Report the count of lines below that include "this", without any other text.

Saved entries:
╔══

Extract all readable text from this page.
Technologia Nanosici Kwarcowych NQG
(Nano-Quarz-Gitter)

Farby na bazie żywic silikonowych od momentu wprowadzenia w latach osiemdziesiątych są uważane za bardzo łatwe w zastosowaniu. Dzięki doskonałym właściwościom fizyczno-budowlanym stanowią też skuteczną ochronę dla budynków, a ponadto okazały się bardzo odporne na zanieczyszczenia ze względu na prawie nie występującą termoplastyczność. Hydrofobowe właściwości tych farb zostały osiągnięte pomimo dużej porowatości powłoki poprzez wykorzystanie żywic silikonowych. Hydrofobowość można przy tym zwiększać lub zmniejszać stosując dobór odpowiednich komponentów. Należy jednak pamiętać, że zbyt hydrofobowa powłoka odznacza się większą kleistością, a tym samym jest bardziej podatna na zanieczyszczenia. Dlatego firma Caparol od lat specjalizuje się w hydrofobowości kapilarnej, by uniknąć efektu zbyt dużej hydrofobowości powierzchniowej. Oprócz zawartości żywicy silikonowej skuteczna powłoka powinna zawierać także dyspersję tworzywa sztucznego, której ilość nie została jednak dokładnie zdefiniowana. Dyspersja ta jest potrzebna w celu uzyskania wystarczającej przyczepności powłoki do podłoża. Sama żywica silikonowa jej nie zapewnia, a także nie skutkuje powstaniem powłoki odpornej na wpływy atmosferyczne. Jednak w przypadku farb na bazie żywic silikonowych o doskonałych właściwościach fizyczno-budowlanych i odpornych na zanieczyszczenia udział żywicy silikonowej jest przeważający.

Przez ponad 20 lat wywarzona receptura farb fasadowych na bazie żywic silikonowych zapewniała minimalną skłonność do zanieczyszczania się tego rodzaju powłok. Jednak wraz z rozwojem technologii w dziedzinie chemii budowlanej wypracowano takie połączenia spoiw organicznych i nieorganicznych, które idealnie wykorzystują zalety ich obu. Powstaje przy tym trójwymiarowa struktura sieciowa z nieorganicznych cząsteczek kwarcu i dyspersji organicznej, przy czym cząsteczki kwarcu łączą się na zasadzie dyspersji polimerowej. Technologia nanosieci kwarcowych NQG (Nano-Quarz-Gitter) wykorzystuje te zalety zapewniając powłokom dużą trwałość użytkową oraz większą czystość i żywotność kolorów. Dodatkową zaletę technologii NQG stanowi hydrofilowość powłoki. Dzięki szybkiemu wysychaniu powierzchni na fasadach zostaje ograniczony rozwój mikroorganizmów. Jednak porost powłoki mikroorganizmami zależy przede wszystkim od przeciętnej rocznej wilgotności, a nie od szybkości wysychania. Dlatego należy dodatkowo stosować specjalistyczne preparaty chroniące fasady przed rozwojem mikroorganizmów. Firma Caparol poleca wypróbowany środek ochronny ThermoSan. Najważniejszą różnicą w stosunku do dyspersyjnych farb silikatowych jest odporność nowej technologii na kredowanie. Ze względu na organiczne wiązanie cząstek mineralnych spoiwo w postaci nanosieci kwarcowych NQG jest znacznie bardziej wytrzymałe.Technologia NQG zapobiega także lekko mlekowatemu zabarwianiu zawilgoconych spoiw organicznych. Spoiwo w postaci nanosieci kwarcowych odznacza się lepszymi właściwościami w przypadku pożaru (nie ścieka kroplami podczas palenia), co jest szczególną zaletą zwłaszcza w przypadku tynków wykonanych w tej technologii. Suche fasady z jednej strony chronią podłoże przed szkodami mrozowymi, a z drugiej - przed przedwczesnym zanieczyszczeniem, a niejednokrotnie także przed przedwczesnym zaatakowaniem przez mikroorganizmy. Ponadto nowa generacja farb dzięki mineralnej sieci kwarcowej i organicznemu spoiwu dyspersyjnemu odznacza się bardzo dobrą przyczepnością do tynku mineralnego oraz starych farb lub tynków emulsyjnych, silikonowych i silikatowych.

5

╚══
╔══

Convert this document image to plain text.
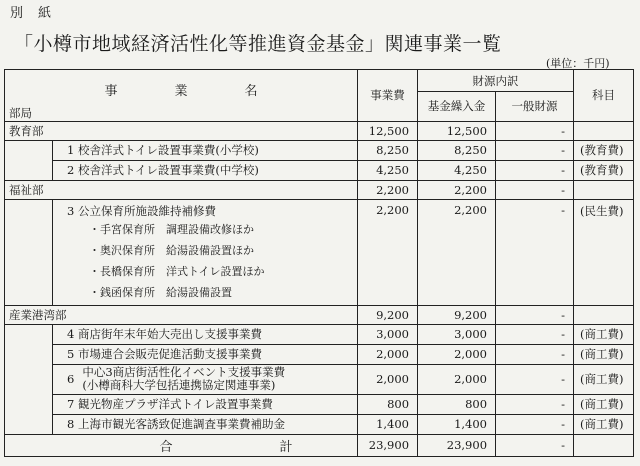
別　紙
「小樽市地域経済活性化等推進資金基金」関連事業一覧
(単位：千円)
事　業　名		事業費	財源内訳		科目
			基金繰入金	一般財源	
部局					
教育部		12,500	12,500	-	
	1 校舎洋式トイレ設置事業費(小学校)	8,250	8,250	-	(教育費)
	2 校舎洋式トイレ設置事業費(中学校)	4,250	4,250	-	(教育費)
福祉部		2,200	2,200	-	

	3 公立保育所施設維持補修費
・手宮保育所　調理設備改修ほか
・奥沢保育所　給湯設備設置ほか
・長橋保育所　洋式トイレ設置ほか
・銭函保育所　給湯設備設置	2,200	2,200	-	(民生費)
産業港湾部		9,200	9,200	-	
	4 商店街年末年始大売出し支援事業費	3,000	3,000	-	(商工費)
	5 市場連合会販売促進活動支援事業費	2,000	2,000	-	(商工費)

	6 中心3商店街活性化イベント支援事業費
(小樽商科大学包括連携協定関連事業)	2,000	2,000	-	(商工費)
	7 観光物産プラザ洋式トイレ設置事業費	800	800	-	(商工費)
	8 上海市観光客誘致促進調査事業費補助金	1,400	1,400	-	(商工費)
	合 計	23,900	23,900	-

╚══

* _Answer to the exercise_: 2